From the entries below, copy out every line with "الأسئلة" in it.

▸ **Data supplied**
::::::::::

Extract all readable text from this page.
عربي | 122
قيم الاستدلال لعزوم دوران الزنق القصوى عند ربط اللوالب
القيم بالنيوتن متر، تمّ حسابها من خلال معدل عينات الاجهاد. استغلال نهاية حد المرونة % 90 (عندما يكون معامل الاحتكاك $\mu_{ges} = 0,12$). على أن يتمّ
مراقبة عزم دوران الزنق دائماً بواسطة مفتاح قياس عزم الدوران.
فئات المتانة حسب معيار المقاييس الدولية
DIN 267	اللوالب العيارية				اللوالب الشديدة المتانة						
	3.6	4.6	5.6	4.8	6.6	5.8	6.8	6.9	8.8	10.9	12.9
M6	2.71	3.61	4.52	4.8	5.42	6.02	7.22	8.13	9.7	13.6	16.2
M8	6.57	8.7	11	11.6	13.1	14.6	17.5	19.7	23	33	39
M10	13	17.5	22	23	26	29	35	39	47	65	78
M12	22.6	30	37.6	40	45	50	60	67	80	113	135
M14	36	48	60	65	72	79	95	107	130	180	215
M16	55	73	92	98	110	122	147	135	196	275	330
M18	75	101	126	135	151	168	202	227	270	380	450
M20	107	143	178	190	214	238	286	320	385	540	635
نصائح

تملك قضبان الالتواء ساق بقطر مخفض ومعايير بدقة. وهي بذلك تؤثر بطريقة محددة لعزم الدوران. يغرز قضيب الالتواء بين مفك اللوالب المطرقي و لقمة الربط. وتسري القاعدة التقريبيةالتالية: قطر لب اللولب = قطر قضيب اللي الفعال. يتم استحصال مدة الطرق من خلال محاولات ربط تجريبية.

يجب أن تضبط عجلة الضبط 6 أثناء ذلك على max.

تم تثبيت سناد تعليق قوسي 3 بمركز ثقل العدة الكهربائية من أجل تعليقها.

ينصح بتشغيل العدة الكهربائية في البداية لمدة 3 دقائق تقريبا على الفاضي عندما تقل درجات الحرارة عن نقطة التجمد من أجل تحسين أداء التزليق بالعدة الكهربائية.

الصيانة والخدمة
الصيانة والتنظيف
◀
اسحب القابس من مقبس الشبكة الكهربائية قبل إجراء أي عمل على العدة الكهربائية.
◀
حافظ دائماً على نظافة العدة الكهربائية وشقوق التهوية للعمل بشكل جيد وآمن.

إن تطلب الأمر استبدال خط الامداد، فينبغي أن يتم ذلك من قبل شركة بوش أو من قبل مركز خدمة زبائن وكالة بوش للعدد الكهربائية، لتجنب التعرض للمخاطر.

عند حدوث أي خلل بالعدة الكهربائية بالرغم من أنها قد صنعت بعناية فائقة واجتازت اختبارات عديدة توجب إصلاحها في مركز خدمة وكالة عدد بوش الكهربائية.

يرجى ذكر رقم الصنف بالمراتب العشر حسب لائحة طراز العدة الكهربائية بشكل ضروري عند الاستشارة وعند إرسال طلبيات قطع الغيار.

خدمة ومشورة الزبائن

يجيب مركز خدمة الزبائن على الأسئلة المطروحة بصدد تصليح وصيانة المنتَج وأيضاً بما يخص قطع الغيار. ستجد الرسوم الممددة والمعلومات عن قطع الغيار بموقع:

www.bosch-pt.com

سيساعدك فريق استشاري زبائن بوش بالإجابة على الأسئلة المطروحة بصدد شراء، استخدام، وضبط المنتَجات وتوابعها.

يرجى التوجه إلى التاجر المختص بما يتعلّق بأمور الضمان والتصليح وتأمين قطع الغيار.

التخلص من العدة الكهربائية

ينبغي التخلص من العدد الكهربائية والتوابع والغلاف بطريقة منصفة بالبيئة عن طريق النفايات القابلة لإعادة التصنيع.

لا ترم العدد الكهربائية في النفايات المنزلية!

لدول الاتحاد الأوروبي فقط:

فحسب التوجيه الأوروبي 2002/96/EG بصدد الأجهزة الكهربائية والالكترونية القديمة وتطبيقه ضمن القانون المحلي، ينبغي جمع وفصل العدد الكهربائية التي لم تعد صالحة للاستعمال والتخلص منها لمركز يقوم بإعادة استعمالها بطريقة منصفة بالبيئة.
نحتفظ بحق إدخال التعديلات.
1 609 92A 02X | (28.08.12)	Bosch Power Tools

::::::::::

▸ **Result for this task**
يجيب مركز خدمة الزبائن على الأسئلة المطروحة بصدد تصليح وصيانة المنتَج وأيضاً بما يخص قطع الغيار. ستجد الرسوم الممددة والمعلومات عن قطع الغيار بموقع:
سيساعدك فريق استشاري زبائن بوش بالإجابة على الأسئلة المطروحة بصدد شراء، استخدام، وضبط المنتَجات وتوابعها.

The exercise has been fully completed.